** start of MATERIAL **

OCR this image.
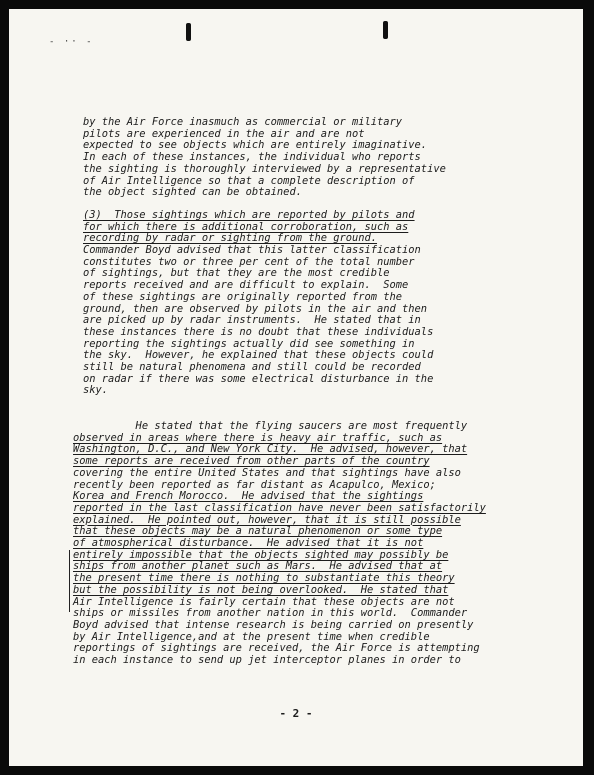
- ·· -
by the Air Force inasmuch as commercial or military
pilots are experienced in the air and are not
expected to see objects which are entirely imaginative.
In each of these instances, the individual who reports
the sighting is thoroughly interviewed by a representative
of Air Intelligence so that a complete description of
the object sighted can be obtained.
(3)  Those sightings which are reported by pilots and
for which there is additional corroboration, such as
recording by radar or sighting from the ground.
Commander Boyd advised that this latter classification
constitutes two or three per cent of the total number
of sightings, but that they are the most credible
reports received and are difficult to explain.  Some
of these sightings are originally reported from the
ground, then are observed by pilots in the air and then
are picked up by radar instruments.  He stated that in
these instances there is no doubt that these individuals
reporting the sightings actually did see something in
the sky.  However, he explained that these objects could
still be natural phenomena and still could be recorded
on radar if there was some electrical disturbance in the
sky.
He stated that the flying saucers are most frequently
observed in areas where there is heavy air traffic, such as
Washington, D.C., and New York City.  He advised, however, that
some reports are received from other parts of the country
covering the entire United States and that sightings have also
recently been reported as far distant as Acapulco, Mexico;
Korea and French Morocco.  He advised that the sightings
reported in the last classification have never been satisfactorily
explained.  He pointed out, however, that it is still possible
that these objects may be a natural phenomenon or some type
of atmospherical disturbance.  He advised that it is not
entirely impossible that the objects sighted may possibly be
ships from another planet such as Mars.  He advised that at
the present time there is nothing to substantiate this theory
but the possibility is not being overlooked.  He stated that
Air Intelligence is fairly certain that these objects are not
ships or missiles from another nation in this world.  Commander
Boyd advised that intense research is being carried on presently
by Air Intelligence,and at the present time when credible
reportings of sightings are received, the Air Force is attempting
in each instance to send up jet interceptor planes in order to
- 2 -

** end of MATERIAL **

TASK DIRECTIONS »
Leave out the pictures and output every record above precisely as given.

OUTPUT »
OCR this image.
- ·· -
by the Air Force inasmuch as commercial or military
pilots are experienced in the air and are not
expected to see objects which are entirely imaginative.
In each of these instances, the individual who reports
the sighting is thoroughly interviewed by a representative
of Air Intelligence so that a complete description of
the object sighted can be obtained.
(3)  Those sightings which are reported by pilots and
for which there is additional corroboration, such as
recording by radar or sighting from the ground.
Commander Boyd advised that this latter classification
constitutes two or three per cent of the total number
of sightings, but that they are the most credible
reports received and are difficult to explain.  Some
of these sightings are originally reported from the
ground, then are observed by pilots in the air and then
are picked up by radar instruments.  He stated that in
these instances there is no doubt that these individuals
reporting the sightings actually did see something in
the sky.  However, he explained that these objects could
still be natural phenomena and still could be recorded
on radar if there was some electrical disturbance in the
sky.
He stated that the flying saucers are most frequently
observed in areas where there is heavy air traffic, such as
Washington, D.C., and New York City.  He advised, however, that
some reports are received from other parts of the country
covering the entire United States and that sightings have also
recently been reported as far distant as Acapulco, Mexico;
Korea and French Morocco.  He advised that the sightings
reported in the last classification have never been satisfactorily
explained.  He pointed out, however, that it is still possible
that these objects may be a natural phenomenon or some type
of atmospherical disturbance.  He advised that it is not
entirely impossible that the objects sighted may possibly be
ships from another planet such as Mars.  He advised that at
the present time there is nothing to substantiate this theory
but the possibility is not being overlooked.  He stated that
Air Intelligence is fairly certain that these objects are not
ships or missiles from another nation in this world.  Commander
Boyd advised that intense research is being carried on presently
by Air Intelligence,and at the present time when credible
reportings of sightings are received, the Air Force is attempting
in each instance to send up jet interceptor planes in order to
- 2 -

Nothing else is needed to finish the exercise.